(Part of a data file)

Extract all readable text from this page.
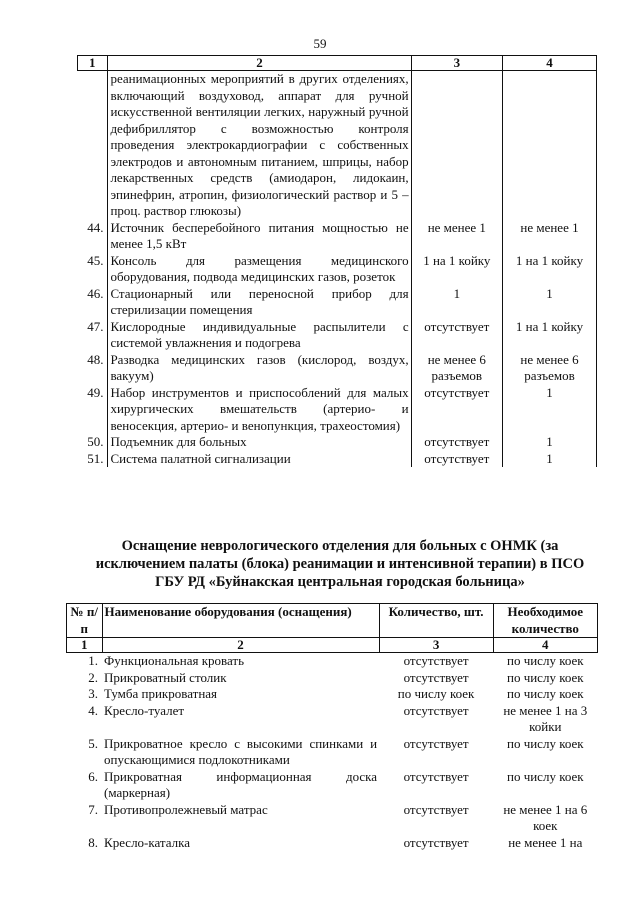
59
1	2	3	4
	реанимационных мероприятий в других отделениях, включающий воздуховод, аппарат для ручной искусственной вентиляции легких, наружный ручной дефибриллятор с возможностью контроля проведения электрокардиографии с собственных электродов и автономным питанием, шприцы, набор лекарственных средств (амиодарон, лидокаин, эпинефрин, атропин, физиологический раствор и 5 – проц. раствор глюкозы)		
44.	Источник бесперебойного питания мощностью не менее 1,5 кВт	не менее 1	не менее 1
45.	Консоль для размещения медицинского оборудования, подвода медицинских газов, розеток	1 на 1 койку	1 на 1 койку
46.	Стационарный или переносной прибор для стерилизации помещения	1	1
47.	Кислородные индивидуальные распылители с системой увлажнения и подогрева	отсутствует	1 на 1 койку
48.	Разводка медицинских газов (кислород, воздух, вакуум)	не менее 6 разъемов	не менее 6 разъемов
49.	Набор инструментов и приспособлений для малых хирургических вмешательств (артерио- и веносекция, артерио- и венопункция, трахеостомия)	отсутствует	1
50.	Подъемник для больных	отсутствует	1
51.	Система палатной сигнализации	отсутствует	1
Оснащение неврологического отделения для больных с ОНМК (за исключением палаты (блока) реанимации и интенсивной терапии) в ПСО ГБУ РД «Буйнакская центральная городская больница»
№ п/п	Наименование оборудования (оснащения)	Количество, шт.	Необходимое количество
1	2	3	4
1.	Функциональная кровать	отсутствует	по числу коек
2.	Прикроватный столик	отсутствует	по числу коек
3.	Тумба прикроватная	по числу коек	по числу коек
4.	Кресло-туалет	отсутствует	не менее 1 на 3 койки
5.	Прикроватное кресло с высокими спинками и опускающимися подлокотниками	отсутствует	по числу коек
6.	Прикроватная информационная доска (маркерная)	отсутствует	по числу коек
7.	Противопролежневый матрас	отсутствует	не менее 1 на 6 коек
8.	Кресло-каталка	отсутствует	не менее 1 на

WHAT YOU ARE ASKED TO DO: Each line above that includes "медицинских" counts once; state the total and nothing more.

FULL ANSWER: 2